| Objective |
Transcribe the listing character for character, beginning at its first line and stopping after the line that contains "weekday-header: T bbox=[588, 173, 597, 188]"; include both of these lines.

| Stored records |
## BEGIN

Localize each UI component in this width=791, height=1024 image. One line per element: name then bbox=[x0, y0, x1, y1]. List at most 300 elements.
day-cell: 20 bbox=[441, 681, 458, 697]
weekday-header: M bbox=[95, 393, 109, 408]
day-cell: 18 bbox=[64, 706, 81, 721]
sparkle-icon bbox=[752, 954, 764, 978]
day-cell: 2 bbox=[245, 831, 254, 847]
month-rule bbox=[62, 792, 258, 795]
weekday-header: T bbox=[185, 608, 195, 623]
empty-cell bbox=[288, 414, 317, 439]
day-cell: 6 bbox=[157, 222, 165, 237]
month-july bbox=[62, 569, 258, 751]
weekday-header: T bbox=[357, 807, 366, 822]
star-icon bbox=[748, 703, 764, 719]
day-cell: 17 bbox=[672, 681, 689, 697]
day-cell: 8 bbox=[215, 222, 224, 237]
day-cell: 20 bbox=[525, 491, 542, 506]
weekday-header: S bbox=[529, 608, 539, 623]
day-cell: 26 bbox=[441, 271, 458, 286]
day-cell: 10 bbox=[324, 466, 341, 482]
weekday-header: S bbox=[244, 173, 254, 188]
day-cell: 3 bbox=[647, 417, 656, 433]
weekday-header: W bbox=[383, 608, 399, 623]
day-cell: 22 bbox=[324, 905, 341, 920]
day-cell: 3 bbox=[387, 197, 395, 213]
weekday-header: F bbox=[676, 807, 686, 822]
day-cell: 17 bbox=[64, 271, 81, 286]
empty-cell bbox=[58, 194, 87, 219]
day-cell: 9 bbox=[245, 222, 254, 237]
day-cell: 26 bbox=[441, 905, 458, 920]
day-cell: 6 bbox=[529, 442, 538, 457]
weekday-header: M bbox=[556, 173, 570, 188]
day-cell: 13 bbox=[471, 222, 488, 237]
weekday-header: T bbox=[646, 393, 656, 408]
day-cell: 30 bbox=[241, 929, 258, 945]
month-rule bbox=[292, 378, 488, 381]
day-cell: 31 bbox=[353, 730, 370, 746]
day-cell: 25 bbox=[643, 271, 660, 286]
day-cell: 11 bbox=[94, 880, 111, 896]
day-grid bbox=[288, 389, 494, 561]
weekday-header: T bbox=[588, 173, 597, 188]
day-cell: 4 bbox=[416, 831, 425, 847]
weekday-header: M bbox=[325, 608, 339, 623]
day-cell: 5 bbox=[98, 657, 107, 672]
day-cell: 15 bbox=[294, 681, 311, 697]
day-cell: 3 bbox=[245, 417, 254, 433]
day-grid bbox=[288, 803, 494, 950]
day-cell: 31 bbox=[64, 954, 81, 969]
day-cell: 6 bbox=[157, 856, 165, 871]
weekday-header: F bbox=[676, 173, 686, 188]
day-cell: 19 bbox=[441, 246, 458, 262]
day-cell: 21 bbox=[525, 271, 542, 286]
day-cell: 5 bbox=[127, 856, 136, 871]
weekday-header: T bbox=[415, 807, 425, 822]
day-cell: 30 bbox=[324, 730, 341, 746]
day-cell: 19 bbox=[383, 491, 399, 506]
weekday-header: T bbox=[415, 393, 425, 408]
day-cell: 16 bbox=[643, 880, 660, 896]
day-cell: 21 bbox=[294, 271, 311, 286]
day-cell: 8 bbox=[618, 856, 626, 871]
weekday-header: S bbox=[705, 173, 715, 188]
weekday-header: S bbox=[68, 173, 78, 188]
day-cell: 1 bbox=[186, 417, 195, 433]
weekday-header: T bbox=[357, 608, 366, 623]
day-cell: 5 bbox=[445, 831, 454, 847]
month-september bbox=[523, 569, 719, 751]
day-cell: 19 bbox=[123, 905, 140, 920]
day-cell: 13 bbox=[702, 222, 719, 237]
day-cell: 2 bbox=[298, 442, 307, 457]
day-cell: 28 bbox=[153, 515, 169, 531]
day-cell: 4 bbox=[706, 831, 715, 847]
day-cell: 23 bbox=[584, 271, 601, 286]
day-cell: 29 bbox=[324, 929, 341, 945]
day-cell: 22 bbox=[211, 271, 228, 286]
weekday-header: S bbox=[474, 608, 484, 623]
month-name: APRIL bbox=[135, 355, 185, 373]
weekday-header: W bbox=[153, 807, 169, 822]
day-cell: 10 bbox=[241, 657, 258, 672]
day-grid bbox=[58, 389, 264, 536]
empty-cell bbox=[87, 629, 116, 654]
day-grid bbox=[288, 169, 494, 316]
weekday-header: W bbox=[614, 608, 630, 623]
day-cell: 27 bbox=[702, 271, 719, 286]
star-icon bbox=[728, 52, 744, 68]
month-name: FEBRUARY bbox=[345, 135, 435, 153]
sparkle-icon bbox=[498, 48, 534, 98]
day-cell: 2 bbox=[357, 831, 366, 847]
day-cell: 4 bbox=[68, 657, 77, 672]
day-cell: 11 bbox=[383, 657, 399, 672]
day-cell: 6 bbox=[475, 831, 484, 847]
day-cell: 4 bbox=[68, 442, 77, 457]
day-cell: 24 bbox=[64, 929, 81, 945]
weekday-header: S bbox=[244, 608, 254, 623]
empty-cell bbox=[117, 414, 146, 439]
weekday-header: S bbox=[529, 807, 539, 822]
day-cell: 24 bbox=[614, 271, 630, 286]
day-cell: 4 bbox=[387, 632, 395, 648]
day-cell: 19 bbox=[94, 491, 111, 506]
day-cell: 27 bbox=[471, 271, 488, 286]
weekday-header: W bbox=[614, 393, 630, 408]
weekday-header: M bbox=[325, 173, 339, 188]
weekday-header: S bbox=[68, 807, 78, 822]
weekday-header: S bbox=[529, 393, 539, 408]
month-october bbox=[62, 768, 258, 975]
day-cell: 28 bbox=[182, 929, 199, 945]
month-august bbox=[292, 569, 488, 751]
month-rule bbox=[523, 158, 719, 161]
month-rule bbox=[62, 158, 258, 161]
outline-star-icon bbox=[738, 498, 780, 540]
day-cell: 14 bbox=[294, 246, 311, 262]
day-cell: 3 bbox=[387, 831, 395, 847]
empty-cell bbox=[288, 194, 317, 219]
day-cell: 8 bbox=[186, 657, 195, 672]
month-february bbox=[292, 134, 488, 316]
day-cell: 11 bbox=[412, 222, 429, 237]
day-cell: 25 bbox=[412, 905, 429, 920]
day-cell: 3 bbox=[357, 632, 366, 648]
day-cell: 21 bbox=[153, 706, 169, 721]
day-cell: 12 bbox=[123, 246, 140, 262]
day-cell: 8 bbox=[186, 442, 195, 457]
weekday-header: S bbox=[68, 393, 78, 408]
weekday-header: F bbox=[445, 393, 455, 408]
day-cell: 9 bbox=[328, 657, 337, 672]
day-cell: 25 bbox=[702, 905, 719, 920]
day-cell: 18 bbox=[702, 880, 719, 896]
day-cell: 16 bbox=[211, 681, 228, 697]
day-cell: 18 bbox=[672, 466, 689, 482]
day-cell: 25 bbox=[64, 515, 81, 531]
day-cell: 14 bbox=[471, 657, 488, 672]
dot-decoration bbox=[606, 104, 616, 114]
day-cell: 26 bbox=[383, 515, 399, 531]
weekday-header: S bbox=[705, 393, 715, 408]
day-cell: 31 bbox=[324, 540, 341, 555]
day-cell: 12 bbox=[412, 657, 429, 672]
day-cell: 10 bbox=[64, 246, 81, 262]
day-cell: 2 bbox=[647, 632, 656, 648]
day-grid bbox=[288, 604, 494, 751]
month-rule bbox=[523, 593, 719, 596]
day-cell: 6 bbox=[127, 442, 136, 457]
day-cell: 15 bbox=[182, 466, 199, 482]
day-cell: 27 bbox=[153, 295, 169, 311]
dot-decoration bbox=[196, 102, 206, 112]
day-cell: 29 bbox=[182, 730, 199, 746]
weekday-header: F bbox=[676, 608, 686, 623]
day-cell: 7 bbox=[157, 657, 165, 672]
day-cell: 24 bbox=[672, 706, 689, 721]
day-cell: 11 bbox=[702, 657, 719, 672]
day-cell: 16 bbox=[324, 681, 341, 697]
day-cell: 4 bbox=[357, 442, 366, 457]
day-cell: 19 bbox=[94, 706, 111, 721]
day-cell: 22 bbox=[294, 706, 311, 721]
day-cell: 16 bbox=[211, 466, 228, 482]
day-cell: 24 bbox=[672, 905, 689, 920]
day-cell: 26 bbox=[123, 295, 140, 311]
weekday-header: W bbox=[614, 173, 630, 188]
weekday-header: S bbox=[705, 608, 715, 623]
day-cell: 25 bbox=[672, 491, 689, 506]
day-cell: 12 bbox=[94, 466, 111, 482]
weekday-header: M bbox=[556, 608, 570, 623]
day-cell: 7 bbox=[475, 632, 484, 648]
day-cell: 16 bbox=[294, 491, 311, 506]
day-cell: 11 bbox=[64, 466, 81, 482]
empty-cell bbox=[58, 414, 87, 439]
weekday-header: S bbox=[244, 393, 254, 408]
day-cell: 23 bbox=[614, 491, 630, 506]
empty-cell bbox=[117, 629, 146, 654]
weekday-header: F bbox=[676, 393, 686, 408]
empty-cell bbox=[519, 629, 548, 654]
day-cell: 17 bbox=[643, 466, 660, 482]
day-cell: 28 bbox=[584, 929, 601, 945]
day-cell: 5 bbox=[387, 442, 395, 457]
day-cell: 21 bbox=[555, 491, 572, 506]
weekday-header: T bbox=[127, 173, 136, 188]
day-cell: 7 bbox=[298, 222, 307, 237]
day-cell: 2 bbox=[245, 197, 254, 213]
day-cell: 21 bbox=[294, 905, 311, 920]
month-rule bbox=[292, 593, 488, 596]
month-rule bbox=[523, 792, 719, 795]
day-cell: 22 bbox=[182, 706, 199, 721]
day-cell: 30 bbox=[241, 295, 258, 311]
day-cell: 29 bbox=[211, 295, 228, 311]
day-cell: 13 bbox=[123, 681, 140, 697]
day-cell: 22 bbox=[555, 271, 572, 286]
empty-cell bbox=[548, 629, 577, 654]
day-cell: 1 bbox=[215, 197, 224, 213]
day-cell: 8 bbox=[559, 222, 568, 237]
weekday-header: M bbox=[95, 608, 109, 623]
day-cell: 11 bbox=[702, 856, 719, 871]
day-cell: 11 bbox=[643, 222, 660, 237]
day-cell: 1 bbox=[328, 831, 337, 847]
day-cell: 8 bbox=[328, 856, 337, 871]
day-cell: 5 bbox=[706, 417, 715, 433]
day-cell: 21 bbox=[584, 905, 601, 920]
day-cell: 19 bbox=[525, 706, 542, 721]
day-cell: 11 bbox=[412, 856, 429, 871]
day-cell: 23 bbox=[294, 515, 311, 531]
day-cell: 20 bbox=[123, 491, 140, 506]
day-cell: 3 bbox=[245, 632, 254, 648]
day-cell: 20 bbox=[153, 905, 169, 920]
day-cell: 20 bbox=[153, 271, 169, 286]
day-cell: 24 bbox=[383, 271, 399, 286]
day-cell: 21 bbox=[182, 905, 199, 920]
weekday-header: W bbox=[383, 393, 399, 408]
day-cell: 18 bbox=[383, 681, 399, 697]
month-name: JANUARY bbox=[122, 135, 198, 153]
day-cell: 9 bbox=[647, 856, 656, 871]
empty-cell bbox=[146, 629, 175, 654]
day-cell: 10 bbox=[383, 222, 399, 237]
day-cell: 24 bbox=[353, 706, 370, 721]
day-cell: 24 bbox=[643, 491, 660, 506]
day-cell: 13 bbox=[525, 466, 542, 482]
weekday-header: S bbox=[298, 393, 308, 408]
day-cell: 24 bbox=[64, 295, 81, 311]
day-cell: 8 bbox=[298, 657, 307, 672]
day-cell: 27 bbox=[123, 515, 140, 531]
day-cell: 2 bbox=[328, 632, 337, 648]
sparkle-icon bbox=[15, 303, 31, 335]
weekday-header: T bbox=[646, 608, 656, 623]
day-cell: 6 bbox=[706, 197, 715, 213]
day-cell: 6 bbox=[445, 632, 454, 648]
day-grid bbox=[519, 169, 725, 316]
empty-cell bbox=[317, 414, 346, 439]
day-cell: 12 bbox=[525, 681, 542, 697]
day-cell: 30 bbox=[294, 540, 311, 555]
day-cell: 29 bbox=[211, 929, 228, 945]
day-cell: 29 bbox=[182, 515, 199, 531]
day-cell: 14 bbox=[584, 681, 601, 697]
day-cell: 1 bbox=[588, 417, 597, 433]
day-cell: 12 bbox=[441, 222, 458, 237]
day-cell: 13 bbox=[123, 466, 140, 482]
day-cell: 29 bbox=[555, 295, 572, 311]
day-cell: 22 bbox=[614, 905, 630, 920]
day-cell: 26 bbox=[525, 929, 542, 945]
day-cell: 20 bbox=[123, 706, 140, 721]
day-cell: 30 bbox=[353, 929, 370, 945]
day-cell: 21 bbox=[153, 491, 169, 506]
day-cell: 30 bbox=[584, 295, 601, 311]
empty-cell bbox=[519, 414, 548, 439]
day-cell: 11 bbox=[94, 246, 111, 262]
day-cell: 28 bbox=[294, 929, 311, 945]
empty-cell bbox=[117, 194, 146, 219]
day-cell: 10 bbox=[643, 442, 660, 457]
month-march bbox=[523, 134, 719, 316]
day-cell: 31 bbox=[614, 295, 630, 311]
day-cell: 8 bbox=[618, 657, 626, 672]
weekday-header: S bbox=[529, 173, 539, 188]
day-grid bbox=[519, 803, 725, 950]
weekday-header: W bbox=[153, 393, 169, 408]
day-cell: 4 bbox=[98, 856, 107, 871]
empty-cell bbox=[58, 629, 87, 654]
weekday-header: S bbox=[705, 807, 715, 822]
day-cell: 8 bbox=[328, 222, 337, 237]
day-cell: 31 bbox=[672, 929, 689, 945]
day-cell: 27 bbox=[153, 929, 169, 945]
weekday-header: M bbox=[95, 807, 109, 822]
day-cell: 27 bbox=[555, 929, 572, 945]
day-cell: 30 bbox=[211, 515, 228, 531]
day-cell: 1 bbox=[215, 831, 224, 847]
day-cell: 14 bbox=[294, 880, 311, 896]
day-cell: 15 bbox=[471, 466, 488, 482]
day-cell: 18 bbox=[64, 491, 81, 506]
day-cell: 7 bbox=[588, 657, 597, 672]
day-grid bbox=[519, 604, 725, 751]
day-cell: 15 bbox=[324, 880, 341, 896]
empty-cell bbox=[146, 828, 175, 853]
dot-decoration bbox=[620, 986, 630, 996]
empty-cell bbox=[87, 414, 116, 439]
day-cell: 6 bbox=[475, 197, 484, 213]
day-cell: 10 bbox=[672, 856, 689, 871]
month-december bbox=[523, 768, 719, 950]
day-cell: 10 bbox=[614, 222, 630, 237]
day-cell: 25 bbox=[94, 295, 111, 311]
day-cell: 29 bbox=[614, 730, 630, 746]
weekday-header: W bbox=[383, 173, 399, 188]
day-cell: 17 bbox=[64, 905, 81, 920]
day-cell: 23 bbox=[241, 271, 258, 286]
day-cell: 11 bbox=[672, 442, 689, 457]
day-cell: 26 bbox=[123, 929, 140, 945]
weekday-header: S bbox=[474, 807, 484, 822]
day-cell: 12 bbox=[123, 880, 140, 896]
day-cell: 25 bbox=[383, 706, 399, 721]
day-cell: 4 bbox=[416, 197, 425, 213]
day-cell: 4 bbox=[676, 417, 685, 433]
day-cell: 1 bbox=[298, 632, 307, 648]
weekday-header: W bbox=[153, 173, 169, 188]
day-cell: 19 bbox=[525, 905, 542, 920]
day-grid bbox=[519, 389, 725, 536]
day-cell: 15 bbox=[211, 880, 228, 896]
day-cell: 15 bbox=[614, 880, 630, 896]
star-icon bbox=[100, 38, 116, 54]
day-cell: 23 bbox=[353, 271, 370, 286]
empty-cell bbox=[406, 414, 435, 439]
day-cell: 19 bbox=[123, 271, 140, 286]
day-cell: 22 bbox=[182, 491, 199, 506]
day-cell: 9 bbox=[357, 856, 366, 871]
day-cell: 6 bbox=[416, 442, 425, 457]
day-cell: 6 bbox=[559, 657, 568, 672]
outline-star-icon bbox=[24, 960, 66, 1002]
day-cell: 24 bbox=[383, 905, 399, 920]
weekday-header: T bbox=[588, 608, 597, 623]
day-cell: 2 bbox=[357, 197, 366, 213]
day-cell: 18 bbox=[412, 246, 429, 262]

## END

| Finished answer |
Localize each UI component in this width=791, height=1024 image. One line per element: name then bbox=[x0, y0, x1, y1]. List at most 300 elements.
day-cell: 20 bbox=[441, 681, 458, 697]
weekday-header: M bbox=[95, 393, 109, 408]
day-cell: 18 bbox=[64, 706, 81, 721]
sparkle-icon bbox=[752, 954, 764, 978]
day-cell: 2 bbox=[245, 831, 254, 847]
month-rule bbox=[62, 792, 258, 795]
weekday-header: T bbox=[185, 608, 195, 623]
empty-cell bbox=[288, 414, 317, 439]
day-cell: 6 bbox=[157, 222, 165, 237]
month-july bbox=[62, 569, 258, 751]
weekday-header: T bbox=[357, 807, 366, 822]
star-icon bbox=[748, 703, 764, 719]
day-cell: 17 bbox=[672, 681, 689, 697]
day-cell: 8 bbox=[215, 222, 224, 237]
day-cell: 20 bbox=[525, 491, 542, 506]
weekday-header: S bbox=[529, 608, 539, 623]
day-cell: 26 bbox=[441, 271, 458, 286]
day-cell: 10 bbox=[324, 466, 341, 482]
weekday-header: S bbox=[244, 173, 254, 188]
day-cell: 3 bbox=[647, 417, 656, 433]
weekday-header: W bbox=[383, 608, 399, 623]
day-cell: 22 bbox=[324, 905, 341, 920]
day-cell: 3 bbox=[387, 197, 395, 213]
weekday-header: F bbox=[676, 807, 686, 822]
day-cell: 17 bbox=[64, 271, 81, 286]
empty-cell bbox=[58, 194, 87, 219]
day-cell: 9 bbox=[245, 222, 254, 237]
day-cell: 26 bbox=[441, 905, 458, 920]
day-cell: 6 bbox=[529, 442, 538, 457]
weekday-header: M bbox=[556, 173, 570, 188]
day-cell: 13 bbox=[471, 222, 488, 237]
weekday-header: T bbox=[646, 393, 656, 408]
day-cell: 30 bbox=[241, 929, 258, 945]
month-rule bbox=[292, 378, 488, 381]
day-cell: 31 bbox=[353, 730, 370, 746]
day-cell: 25 bbox=[643, 271, 660, 286]
day-cell: 11 bbox=[94, 880, 111, 896]
day-grid bbox=[288, 389, 494, 561]
weekday-header: T bbox=[588, 173, 597, 188]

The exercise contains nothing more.